Gather all lines with "remark" from the records.

(Rows from a figure dataset)
****************************************

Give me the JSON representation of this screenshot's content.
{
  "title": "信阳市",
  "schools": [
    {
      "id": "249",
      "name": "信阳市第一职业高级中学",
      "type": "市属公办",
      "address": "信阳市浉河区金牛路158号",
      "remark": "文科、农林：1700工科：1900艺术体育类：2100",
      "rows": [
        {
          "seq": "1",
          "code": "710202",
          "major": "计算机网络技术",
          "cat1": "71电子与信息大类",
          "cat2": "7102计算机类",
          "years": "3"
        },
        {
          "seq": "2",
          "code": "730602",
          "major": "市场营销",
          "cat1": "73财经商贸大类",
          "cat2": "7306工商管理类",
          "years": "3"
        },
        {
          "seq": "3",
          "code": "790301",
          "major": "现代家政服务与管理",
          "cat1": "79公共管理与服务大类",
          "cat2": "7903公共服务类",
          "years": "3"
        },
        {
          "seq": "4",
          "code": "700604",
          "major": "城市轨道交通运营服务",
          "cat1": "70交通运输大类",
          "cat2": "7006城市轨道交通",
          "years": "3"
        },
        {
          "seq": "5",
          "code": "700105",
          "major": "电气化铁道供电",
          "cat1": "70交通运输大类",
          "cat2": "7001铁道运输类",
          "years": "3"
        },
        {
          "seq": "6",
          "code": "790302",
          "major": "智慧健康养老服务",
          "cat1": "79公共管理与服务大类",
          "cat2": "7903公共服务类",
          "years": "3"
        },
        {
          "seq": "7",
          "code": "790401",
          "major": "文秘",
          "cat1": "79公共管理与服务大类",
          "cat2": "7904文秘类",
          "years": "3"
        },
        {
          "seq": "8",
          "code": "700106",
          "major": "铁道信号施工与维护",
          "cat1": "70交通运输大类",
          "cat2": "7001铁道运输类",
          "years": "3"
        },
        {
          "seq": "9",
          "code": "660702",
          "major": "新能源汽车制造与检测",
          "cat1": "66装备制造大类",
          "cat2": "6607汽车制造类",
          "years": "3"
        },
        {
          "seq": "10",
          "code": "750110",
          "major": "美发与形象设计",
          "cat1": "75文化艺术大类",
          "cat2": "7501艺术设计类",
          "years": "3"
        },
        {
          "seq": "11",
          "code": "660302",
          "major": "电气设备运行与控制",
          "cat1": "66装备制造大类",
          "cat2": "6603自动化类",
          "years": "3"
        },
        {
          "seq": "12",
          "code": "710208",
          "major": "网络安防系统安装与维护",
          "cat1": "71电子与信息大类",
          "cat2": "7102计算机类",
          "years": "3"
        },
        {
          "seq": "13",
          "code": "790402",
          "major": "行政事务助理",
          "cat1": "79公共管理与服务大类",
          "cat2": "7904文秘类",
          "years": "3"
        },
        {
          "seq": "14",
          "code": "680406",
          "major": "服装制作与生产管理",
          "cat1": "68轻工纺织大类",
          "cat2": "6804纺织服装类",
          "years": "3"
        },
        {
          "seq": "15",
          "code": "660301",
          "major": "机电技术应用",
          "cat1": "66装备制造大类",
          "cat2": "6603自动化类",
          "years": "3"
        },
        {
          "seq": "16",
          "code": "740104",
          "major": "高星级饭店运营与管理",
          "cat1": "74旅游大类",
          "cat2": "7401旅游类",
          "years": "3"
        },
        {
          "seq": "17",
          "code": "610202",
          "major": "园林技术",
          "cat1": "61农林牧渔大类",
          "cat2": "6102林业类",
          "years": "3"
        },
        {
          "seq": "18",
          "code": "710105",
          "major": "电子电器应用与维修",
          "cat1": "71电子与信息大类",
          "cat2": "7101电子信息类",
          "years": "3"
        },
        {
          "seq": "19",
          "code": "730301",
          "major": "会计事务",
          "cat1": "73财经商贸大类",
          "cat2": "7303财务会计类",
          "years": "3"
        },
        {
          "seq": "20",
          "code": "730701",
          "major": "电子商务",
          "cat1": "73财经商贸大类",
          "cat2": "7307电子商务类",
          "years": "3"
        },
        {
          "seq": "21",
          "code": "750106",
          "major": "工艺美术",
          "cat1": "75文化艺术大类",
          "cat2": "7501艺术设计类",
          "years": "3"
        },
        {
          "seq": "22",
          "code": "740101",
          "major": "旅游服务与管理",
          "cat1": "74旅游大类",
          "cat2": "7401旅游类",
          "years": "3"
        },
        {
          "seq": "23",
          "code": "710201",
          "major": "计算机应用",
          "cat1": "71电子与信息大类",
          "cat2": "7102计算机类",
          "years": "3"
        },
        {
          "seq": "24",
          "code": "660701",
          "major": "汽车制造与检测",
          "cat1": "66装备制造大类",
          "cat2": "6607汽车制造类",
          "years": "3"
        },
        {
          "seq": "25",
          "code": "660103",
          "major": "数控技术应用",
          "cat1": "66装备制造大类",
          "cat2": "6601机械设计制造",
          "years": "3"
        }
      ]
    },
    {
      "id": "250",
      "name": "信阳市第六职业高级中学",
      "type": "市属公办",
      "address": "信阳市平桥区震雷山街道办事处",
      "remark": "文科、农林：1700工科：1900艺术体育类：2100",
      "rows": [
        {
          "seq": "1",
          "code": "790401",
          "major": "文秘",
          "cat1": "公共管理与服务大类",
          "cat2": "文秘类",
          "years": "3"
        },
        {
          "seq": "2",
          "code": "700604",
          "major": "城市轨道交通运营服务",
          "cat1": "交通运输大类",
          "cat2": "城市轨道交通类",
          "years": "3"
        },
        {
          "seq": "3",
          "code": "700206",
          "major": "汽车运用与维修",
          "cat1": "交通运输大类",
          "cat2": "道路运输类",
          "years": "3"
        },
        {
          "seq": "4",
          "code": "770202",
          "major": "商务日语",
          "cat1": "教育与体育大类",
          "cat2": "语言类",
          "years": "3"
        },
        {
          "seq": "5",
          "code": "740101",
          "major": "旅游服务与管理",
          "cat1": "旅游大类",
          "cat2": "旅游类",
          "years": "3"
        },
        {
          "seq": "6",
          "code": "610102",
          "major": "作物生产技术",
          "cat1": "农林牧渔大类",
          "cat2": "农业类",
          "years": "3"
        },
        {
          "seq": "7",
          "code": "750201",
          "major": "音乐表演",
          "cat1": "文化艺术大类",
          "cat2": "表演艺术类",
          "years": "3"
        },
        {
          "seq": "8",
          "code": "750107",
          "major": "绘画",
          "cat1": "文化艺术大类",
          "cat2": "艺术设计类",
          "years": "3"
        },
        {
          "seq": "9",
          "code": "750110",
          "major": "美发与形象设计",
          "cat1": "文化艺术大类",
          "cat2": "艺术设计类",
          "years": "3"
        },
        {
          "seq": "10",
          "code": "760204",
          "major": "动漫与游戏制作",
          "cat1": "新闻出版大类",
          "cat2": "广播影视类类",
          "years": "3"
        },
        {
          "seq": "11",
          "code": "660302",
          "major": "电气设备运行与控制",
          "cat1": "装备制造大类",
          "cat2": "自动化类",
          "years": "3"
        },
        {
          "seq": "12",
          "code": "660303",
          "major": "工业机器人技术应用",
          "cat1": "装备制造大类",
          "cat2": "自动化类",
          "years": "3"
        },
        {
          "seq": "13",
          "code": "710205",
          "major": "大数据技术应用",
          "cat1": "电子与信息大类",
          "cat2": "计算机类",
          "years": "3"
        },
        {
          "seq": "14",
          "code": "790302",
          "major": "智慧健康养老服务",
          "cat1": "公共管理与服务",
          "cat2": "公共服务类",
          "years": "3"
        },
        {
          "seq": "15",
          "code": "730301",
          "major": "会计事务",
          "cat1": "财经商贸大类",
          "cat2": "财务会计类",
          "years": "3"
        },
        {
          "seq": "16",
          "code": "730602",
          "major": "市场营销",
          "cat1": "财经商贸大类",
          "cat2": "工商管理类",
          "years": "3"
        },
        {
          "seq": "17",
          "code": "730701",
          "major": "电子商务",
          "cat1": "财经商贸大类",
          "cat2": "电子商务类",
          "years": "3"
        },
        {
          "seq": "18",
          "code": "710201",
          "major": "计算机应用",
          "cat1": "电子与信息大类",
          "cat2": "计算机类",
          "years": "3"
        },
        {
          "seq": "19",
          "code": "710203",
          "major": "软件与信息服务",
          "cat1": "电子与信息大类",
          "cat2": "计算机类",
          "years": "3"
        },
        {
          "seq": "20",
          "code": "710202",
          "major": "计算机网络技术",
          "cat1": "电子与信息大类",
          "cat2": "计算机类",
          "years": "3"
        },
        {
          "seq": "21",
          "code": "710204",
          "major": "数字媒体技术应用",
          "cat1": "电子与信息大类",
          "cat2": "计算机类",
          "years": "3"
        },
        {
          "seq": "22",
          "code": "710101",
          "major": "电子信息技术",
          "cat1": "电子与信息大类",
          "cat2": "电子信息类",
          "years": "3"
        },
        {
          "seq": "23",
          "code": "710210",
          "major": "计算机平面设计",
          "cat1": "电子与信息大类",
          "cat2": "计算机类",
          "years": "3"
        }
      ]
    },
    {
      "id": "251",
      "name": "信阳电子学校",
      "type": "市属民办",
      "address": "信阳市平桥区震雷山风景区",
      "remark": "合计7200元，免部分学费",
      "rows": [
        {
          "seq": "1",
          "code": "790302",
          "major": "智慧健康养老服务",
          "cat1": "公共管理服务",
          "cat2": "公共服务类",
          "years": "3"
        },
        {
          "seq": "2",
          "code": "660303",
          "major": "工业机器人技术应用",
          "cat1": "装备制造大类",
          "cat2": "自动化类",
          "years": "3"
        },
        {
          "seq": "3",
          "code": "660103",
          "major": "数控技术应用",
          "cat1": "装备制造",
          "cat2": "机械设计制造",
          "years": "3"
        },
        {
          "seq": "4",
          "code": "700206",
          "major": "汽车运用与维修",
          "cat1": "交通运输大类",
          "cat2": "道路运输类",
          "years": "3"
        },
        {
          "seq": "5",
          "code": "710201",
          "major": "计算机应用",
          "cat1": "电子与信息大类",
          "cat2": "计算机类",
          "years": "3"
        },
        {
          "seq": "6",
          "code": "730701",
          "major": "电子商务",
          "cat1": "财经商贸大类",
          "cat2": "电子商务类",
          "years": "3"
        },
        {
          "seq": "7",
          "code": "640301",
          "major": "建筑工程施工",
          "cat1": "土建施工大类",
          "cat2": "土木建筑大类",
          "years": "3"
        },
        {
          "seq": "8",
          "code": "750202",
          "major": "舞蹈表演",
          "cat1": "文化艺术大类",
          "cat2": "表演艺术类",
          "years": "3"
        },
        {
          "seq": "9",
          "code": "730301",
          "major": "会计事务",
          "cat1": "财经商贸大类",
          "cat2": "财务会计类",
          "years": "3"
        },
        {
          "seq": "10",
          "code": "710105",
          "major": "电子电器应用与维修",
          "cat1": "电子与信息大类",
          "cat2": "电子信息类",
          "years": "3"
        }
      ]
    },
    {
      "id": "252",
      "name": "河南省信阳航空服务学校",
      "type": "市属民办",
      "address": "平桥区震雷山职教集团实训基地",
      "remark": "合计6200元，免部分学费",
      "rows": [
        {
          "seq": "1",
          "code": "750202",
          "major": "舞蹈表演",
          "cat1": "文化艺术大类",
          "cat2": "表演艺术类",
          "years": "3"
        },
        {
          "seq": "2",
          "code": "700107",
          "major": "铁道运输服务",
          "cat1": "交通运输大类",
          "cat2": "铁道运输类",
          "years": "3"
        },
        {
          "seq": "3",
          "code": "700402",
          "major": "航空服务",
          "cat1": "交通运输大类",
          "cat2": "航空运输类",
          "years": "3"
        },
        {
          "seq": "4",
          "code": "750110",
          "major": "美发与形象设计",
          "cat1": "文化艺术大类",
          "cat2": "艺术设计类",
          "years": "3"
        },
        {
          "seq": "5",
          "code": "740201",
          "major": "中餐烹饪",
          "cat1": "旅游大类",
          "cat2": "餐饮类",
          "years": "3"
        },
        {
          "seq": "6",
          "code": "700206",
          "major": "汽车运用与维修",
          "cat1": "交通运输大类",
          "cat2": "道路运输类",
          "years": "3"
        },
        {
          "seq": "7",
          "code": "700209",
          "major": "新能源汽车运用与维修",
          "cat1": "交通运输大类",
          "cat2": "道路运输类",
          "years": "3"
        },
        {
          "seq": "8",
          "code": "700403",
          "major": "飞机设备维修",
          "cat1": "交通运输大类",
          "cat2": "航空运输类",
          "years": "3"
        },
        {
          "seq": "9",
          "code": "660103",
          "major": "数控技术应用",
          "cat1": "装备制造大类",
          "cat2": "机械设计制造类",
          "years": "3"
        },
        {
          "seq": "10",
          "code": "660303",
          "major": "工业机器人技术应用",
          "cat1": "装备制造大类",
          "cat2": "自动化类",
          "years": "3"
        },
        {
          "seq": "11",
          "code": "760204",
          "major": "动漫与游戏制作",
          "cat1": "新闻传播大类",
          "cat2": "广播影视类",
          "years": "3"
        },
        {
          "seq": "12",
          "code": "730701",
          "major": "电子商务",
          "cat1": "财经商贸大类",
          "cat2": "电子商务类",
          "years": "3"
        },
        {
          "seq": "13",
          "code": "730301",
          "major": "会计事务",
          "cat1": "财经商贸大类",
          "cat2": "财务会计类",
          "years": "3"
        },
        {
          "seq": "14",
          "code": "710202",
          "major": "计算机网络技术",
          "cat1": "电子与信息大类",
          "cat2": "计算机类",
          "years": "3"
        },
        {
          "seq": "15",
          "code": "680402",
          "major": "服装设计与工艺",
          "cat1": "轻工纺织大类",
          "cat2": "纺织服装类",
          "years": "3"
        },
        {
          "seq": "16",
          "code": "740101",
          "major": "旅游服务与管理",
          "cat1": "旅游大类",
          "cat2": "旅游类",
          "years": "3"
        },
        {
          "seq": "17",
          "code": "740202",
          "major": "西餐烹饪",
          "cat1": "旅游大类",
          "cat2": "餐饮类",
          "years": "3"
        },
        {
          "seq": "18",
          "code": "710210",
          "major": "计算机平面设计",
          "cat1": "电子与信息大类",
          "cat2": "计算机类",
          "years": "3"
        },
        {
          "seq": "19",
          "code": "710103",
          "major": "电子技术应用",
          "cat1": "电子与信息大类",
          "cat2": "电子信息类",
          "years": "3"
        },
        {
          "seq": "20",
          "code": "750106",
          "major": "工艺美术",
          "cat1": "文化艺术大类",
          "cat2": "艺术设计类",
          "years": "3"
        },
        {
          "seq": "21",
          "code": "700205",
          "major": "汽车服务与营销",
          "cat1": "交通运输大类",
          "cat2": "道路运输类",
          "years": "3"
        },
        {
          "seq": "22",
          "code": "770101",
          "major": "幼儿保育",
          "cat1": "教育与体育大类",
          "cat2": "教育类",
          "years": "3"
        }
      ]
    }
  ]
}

****************************************

### [PROBLEM SOLUTION]
      "remark": "文科、农林：1700工科：1900艺术体育类：2100",
      "remark": "文科、农林：1700工科：1900艺术体育类：2100",
      "remark": "合计7200元，免部分学费",
      "remark": "合计6200元，免部分学费",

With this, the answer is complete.